# [Written problem]
Every line below that contains "bostadsrätter" is to be copied.

# [Record set]
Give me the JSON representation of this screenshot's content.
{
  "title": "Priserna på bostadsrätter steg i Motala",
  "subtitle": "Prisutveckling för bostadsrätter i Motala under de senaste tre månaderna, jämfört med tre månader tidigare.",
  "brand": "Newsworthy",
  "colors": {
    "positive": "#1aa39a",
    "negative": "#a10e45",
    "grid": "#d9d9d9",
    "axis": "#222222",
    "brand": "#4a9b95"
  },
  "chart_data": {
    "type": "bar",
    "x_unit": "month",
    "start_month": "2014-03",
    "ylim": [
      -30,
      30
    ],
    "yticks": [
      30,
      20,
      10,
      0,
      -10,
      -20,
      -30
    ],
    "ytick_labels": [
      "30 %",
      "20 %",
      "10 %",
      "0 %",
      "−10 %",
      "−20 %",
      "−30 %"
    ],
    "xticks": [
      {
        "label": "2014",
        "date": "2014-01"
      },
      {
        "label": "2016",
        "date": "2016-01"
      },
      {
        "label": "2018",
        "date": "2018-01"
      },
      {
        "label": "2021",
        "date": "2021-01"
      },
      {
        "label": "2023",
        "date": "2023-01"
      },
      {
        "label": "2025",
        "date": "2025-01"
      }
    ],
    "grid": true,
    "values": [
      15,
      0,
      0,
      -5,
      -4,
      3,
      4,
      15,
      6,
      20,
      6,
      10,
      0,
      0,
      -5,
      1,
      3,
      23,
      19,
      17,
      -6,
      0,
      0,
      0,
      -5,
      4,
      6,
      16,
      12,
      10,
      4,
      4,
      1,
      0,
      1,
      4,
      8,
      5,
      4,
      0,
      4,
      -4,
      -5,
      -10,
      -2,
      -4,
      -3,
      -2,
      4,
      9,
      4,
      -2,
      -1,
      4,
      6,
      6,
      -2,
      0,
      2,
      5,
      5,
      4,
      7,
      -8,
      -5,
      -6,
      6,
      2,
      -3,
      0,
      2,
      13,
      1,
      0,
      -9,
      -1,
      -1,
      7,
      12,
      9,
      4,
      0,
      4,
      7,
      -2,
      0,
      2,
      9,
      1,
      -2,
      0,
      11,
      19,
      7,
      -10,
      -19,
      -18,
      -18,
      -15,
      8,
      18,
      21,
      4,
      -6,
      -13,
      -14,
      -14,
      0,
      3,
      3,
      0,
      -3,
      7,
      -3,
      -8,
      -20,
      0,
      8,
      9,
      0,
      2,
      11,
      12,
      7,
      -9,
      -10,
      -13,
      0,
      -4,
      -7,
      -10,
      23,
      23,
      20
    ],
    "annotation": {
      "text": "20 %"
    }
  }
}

# [Solution to this problem]
  "title": "Priserna på bostadsrätter steg i Motala",
  "subtitle": "Prisutveckling för bostadsrätter i Motala under de senaste tre månaderna, jämfört med tre månader tidigare.",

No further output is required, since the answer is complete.